Dataset items

* START *

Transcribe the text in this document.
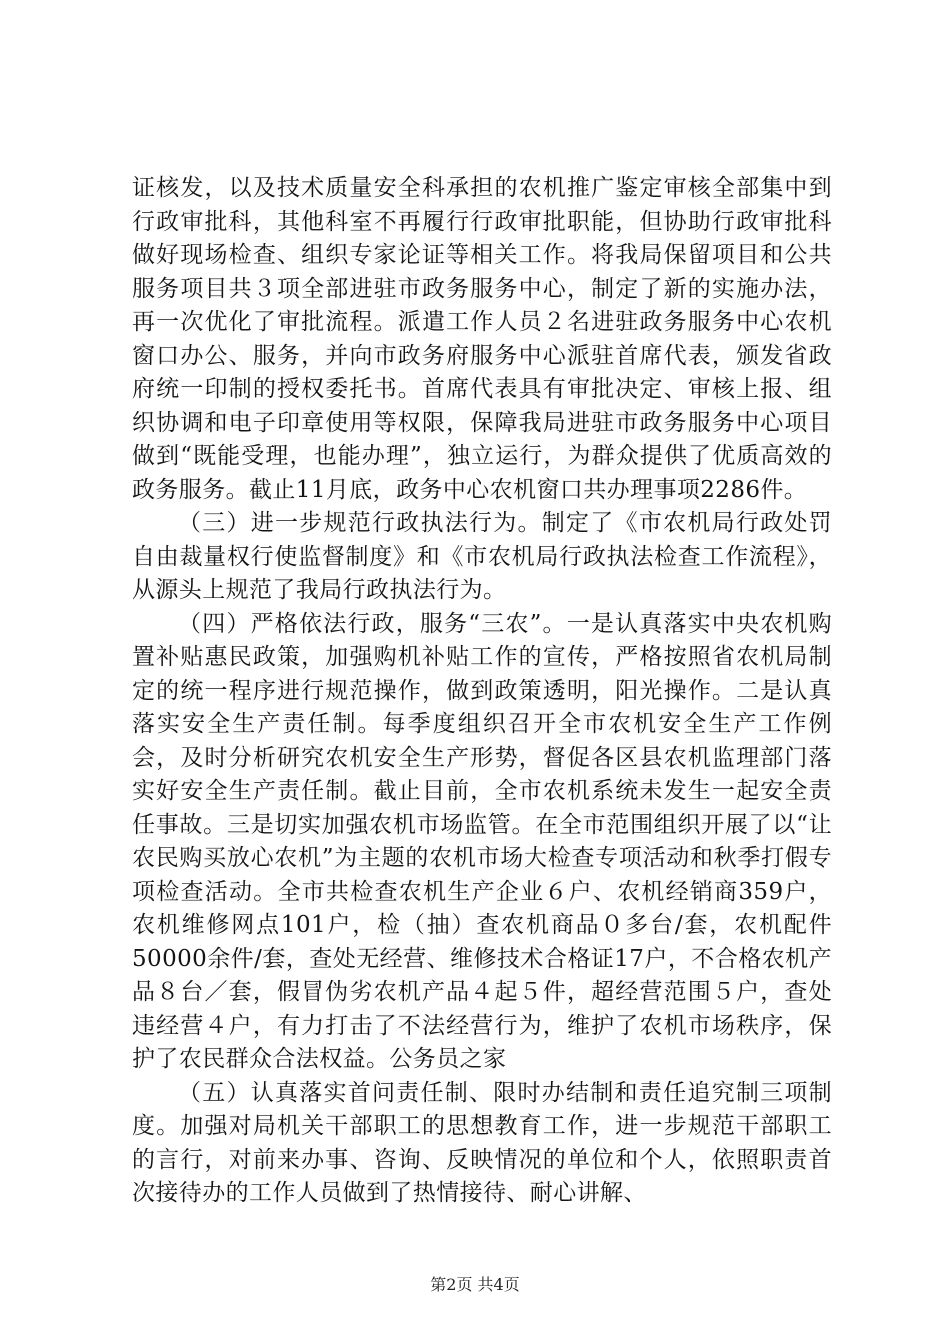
证核发，以及技术质量安全科承担的农机推广鉴定审核全部集中到行政审批科，其他科室不再履行行政审批职能，但协助行政审批科做好现场检查、组织专家论证等相关工作。将我局保留项目和公共服务项目共３项全部进驻市政务服务中心，制定了新的实施办法，再一次优化了审批流程。派遣工作人员２名进驻政务服务中心农机窗口办公、服务，并向市政务府服务中心派驻首席代表，颁发省政府统一印制的授权委托书。首席代表具有审批决定、审核上报、组织协调和电子印章使用等权限，保障我局进驻市政务服务中心项目做到“既能受理，也能办理”，独立运行，为群众提供了优质高效的政务服务。截止11月底，政务中心农机窗口共办理事项2286件。

（三）进一步规范行政执法行为。制定了《市农机局行政处罚自由裁量权行使监督制度》和《市农机局行政执法检查工作流程》，从源头上规范了我局行政执法行为。

（四）严格依法行政，服务“三农”。一是认真落实中央农机购置补贴惠民政策，加强购机补贴工作的宣传，严格按照省农机局制定的统一程序进行规范操作，做到政策透明，阳光操作。二是认真落实安全生产责任制。每季度组织召开全市农机安全生产工作例会，及时分析研究农机安全生产形势，督促各区县农机监理部门落实好安全生产责任制。截止目前，全市农机系统未发生一起安全责任事故。三是切实加强农机市场监管。在全市范围组织开展了以“让农民购买放心农机”为主题的农机市场大检查专项活动和秋季打假专项检查活动。全市共检查农机生产企业６户、农机经销商359户，农机维修网点101户，检（抽）查农机商品０多台/套，农机配件50000余件/套，查处无经营、维修技术合格证17户，不合格农机产品８台／套，假冒伪劣农机产品４起５件，超经营范围５户，查处违经营４户，有力打击了不法经营行为，维护了农机市场秩序，保护了农民群众合法权益。公务员之家

（五）认真落实首问责任制、限时办结制和责任追究制三项制度。加强对局机关干部职工的思想教育工作，进一步规范干部职工的言行，对前来办事、咨询、反映情况的单位和个人，依照职责首次接待办的工作人员做到了热情接待、耐心讲解、

第2页 共4页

* END *

Go back to the records above and write them out exactly, without the pictures.

The response:
Transcribe the text in this document.
证核发，以及技术质量安全科承担的农机推广鉴定审核全部集中到行政审批科，其他科室不再履行行政审批职能，但协助行政审批科做好现场检查、组织专家论证等相关工作。将我局保留项目和公共服务项目共３项全部进驻市政务服务中心，制定了新的实施办法，再一次优化了审批流程。派遣工作人员２名进驻政务服务中心农机窗口办公、服务，并向市政务府服务中心派驻首席代表，颁发省政府统一印制的授权委托书。首席代表具有审批决定、审核上报、组织协调和电子印章使用等权限，保障我局进驻市政务服务中心项目做到“既能受理，也能办理”，独立运行，为群众提供了优质高效的政务服务。截止11月底，政务中心农机窗口共办理事项2286件。

（三）进一步规范行政执法行为。制定了《市农机局行政处罚自由裁量权行使监督制度》和《市农机局行政执法检查工作流程》，从源头上规范了我局行政执法行为。

（四）严格依法行政，服务“三农”。一是认真落实中央农机购置补贴惠民政策，加强购机补贴工作的宣传，严格按照省农机局制定的统一程序进行规范操作，做到政策透明，阳光操作。二是认真落实安全生产责任制。每季度组织召开全市农机安全生产工作例会，及时分析研究农机安全生产形势，督促各区县农机监理部门落实好安全生产责任制。截止目前，全市农机系统未发生一起安全责任事故。三是切实加强农机市场监管。在全市范围组织开展了以“让农民购买放心农机”为主题的农机市场大检查专项活动和秋季打假专项检查活动。全市共检查农机生产企业６户、农机经销商359户，农机维修网点101户，检（抽）查农机商品０多台/套，农机配件50000余件/套，查处无经营、维修技术合格证17户，不合格农机产品８台／套，假冒伪劣农机产品４起５件，超经营范围５户，查处违经营４户，有力打击了不法经营行为，维护了农机市场秩序，保护了农民群众合法权益。公务员之家

（五）认真落实首问责任制、限时办结制和责任追究制三项制度。加强对局机关干部职工的思想教育工作，进一步规范干部职工的言行，对前来办事、咨询、反映情况的单位和个人，依照职责首次接待办的工作人员做到了热情接待、耐心讲解、

第2页 共4页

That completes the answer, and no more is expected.